START Provided entries
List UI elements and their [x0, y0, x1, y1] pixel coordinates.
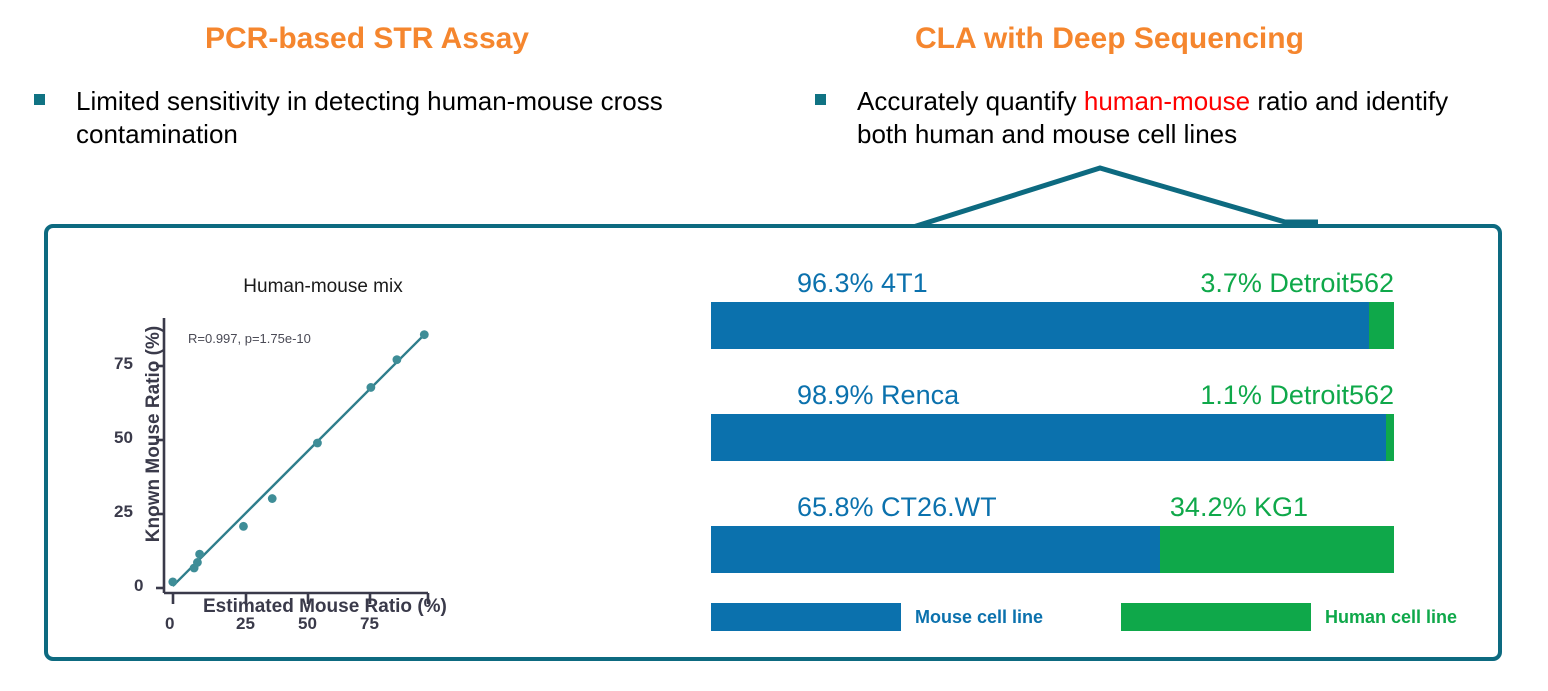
- bar-segment-mouse: [711, 526, 1161, 573]
- bar-segment-human: [1368, 302, 1394, 349]
- legend-item-mouse: Mouse cell line: [711, 603, 1043, 631]
- legend-swatch-mouse: [711, 603, 901, 631]
- bar-label-human: 1.1% Detroit562: [1200, 380, 1394, 410]
- legend-label-mouse: Mouse cell line: [915, 606, 1044, 627]
- scatter-point: [267, 494, 277, 503]
- scatter-point: [313, 438, 322, 448]
- bullet-square-icon: [815, 94, 826, 105]
- bar-label-mouse: 98.9% Renca: [797, 380, 960, 410]
- scatter-plot-title: Human-mouse mix: [243, 276, 403, 297]
- bullet-right-text: Accurately quantify human-mouse ratio an…: [857, 85, 1485, 151]
- bar-segment-mouse: [711, 414, 1387, 461]
- bar-row-labels: 98.9% Renca 1.1% Detroit562: [711, 380, 1394, 414]
- scatter-ytick-25: 25: [114, 502, 133, 521]
- chart-legend: Mouse cell line Human cell line: [711, 603, 1457, 633]
- scatter-series: [168, 330, 429, 587]
- heading-cla-deep-sequencing: CLA with Deep Sequencing: [915, 22, 1304, 55]
- bullet-right-text-part2: ratio and identify both human and mouse …: [857, 86, 1449, 150]
- scatter-point: [168, 577, 178, 587]
- bar-row: 65.8% CT26.WT 34.2% KG1: [711, 492, 1394, 573]
- scatter-xtick-75: 75: [360, 614, 379, 633]
- scatter-xtick-25: 25: [236, 614, 255, 633]
- scatter-point: [366, 383, 376, 392]
- bullet-square-icon: [34, 94, 45, 105]
- bar-track: [711, 526, 1394, 573]
- legend-label-human: Human cell line: [1325, 606, 1458, 627]
- scatter-x-axis-title: Estimated Mouse Ratio (%): [203, 596, 447, 617]
- bar-label-human: 34.2% KG1: [1169, 492, 1308, 522]
- bullet-right-highlight: human-mouse: [1083, 86, 1251, 116]
- bar-segment-human: [1386, 414, 1394, 461]
- bar-segment-human: [1160, 526, 1394, 573]
- callout-pointer-icon: [909, 165, 1318, 230]
- bar-row: 96.3% 4T1 3.7% Detroit562: [711, 268, 1394, 349]
- scatter-plot: Human-mouse mix Known Mouse Ratio (%) Es…: [108, 248, 528, 638]
- scatter-plot-canvas: [156, 318, 430, 604]
- bar-segment-mouse: [711, 302, 1369, 349]
- heading-pcr-str-assay: PCR-based STR Assay: [205, 22, 529, 55]
- bar-label-human: 3.7% Detroit562: [1200, 268, 1394, 298]
- bar-track: [711, 302, 1394, 349]
- content-panel: Human-mouse mix Known Mouse Ratio (%) Es…: [44, 224, 1502, 661]
- bar-row-labels: 65.8% CT26.WT 34.2% KG1: [711, 492, 1394, 526]
- scatter-point: [419, 330, 429, 340]
- scatter-ytick-75: 75: [114, 354, 133, 373]
- scatter-ytick-0: 0: [134, 576, 144, 595]
- legend-item-human: Human cell line: [1121, 603, 1457, 631]
- bullet-left: Limited sensitivity in detecting human-m…: [34, 85, 794, 151]
- bullet-right-text-part1: Accurately quantify: [857, 86, 1084, 116]
- scatter-ytick-50: 50: [114, 428, 133, 447]
- bar-label-mouse: 96.3% 4T1: [797, 268, 928, 298]
- scatter-point: [193, 558, 202, 567]
- bar-row: 98.9% Renca 1.1% Detroit562: [711, 380, 1394, 461]
- scatter-xtick-0: 0: [165, 614, 175, 633]
- bullet-right: Accurately quantify human-mouse ratio an…: [815, 85, 1485, 151]
- scatter-xtick-50: 50: [298, 614, 317, 633]
- bullet-left-text: Limited sensitivity in detecting human-m…: [76, 86, 663, 150]
- scatter-point: [392, 355, 402, 365]
- bar-track: [711, 414, 1394, 461]
- stacked-bar-chart: 96.3% 4T1 3.7% Detroit562 98.9% Renca 1.…: [711, 228, 1457, 665]
- scatter-point: [195, 549, 205, 559]
- bar-label-mouse: 65.8% CT26.WT: [797, 492, 997, 522]
- legend-swatch-human: [1121, 603, 1311, 631]
- scatter-annotation: R=0.997, p=1.75e-10: [188, 331, 311, 346]
- bar-row-labels: 96.3% 4T1 3.7% Detroit562: [711, 268, 1394, 302]
- scatter-point: [239, 521, 248, 531]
END Provided entries
**Exercise**
The data above should be set down again exactly, with the pictures omitted.

**Exercise response**
List UI elements and their [x0, y0, x1, y1] pixel coordinates.
- bar-segment-mouse: [711, 526, 1161, 573]
- bar-segment-human: [1368, 302, 1394, 349]
- legend-item-mouse: Mouse cell line: [711, 603, 1043, 631]
- legend-swatch-mouse: [711, 603, 901, 631]
- bar-label-human: 1.1% Detroit562: [1200, 380, 1394, 410]
- legend-label-mouse: Mouse cell line: [915, 606, 1044, 627]
- scatter-point: [267, 494, 277, 503]
- scatter-point: [313, 438, 322, 448]
- bullet-square-icon: [815, 94, 826, 105]
- bar-label-mouse: 98.9% Renca: [797, 380, 960, 410]
- scatter-plot-title: Human-mouse mix: [243, 276, 403, 297]
- bullet-right-text: Accurately quantify human-mouse ratio an…: [857, 85, 1485, 151]
- bar-segment-mouse: [711, 414, 1387, 461]
- bar-row-labels: 98.9% Renca 1.1% Detroit562: [711, 380, 1394, 414]
- scatter-ytick-25: 25: [114, 502, 133, 521]
- chart-legend: Mouse cell line Human cell line: [711, 603, 1457, 633]
- scatter-series: [168, 330, 429, 587]
- heading-cla-deep-sequencing: CLA with Deep Sequencing: [915, 22, 1304, 55]
- bullet-right-text-part2: ratio and identify both human and mouse …: [857, 86, 1449, 150]
- scatter-point: [168, 577, 178, 587]
- bar-row: 65.8% CT26.WT 34.2% KG1: [711, 492, 1394, 573]
- scatter-xtick-75: 75: [360, 614, 379, 633]
- scatter-xtick-25: 25: [236, 614, 255, 633]
- scatter-point: [366, 383, 376, 392]
- bullet-square-icon: [34, 94, 45, 105]
- bar-track: [711, 526, 1394, 573]
- legend-label-human: Human cell line: [1325, 606, 1458, 627]
- scatter-x-axis-title: Estimated Mouse Ratio (%): [203, 596, 447, 617]
- bar-label-human: 34.2% KG1: [1169, 492, 1308, 522]
- bullet-right-highlight: human-mouse: [1083, 86, 1251, 116]
- bar-segment-human: [1386, 414, 1394, 461]
- bar-segment-human: [1160, 526, 1394, 573]
- callout-pointer-icon: [909, 165, 1318, 230]
- bar-row: 96.3% 4T1 3.7% Detroit562: [711, 268, 1394, 349]
- scatter-plot: Human-mouse mix Known Mouse Ratio (%) Es…: [108, 248, 528, 638]
- scatter-plot-canvas: [156, 318, 430, 604]
- bar-segment-mouse: [711, 302, 1369, 349]
- heading-pcr-str-assay: PCR-based STR Assay: [205, 22, 529, 55]
- bar-label-human: 3.7% Detroit562: [1200, 268, 1394, 298]
- bar-track: [711, 302, 1394, 349]
- content-panel: Human-mouse mix Known Mouse Ratio (%) Es…: [44, 224, 1502, 661]
- bar-row-labels: 65.8% CT26.WT 34.2% KG1: [711, 492, 1394, 526]
- scatter-point: [419, 330, 429, 340]
- scatter-ytick-75: 75: [114, 354, 133, 373]
- scatter-ytick-0: 0: [134, 576, 144, 595]
- legend-item-human: Human cell line: [1121, 603, 1457, 631]
- bullet-left: Limited sensitivity in detecting human-m…: [34, 85, 794, 151]
- bullet-right-text-part1: Accurately quantify: [857, 86, 1084, 116]
- scatter-ytick-50: 50: [114, 428, 133, 447]
- bar-label-mouse: 96.3% 4T1: [797, 268, 928, 298]
- scatter-point: [193, 558, 202, 567]
- bar-row: 98.9% Renca 1.1% Detroit562: [711, 380, 1394, 461]
- scatter-xtick-0: 0: [165, 614, 175, 633]
- bullet-right: Accurately quantify human-mouse ratio an…: [815, 85, 1485, 151]
- scatter-xtick-50: 50: [298, 614, 317, 633]
- bullet-left-text: Limited sensitivity in detecting human-m…: [76, 86, 663, 150]
- scatter-point: [392, 355, 402, 365]
- bar-track: [711, 414, 1394, 461]
- stacked-bar-chart: 96.3% 4T1 3.7% Detroit562 98.9% Renca 1.…: [711, 228, 1457, 665]
- scatter-point: [195, 549, 205, 559]
- bar-label-mouse: 65.8% CT26.WT: [797, 492, 997, 522]
- legend-swatch-human: [1121, 603, 1311, 631]
- scatter-annotation: R=0.997, p=1.75e-10: [188, 331, 311, 346]
- bar-row-labels: 96.3% 4T1 3.7% Detroit562: [711, 268, 1394, 302]
- scatter-point: [239, 521, 248, 531]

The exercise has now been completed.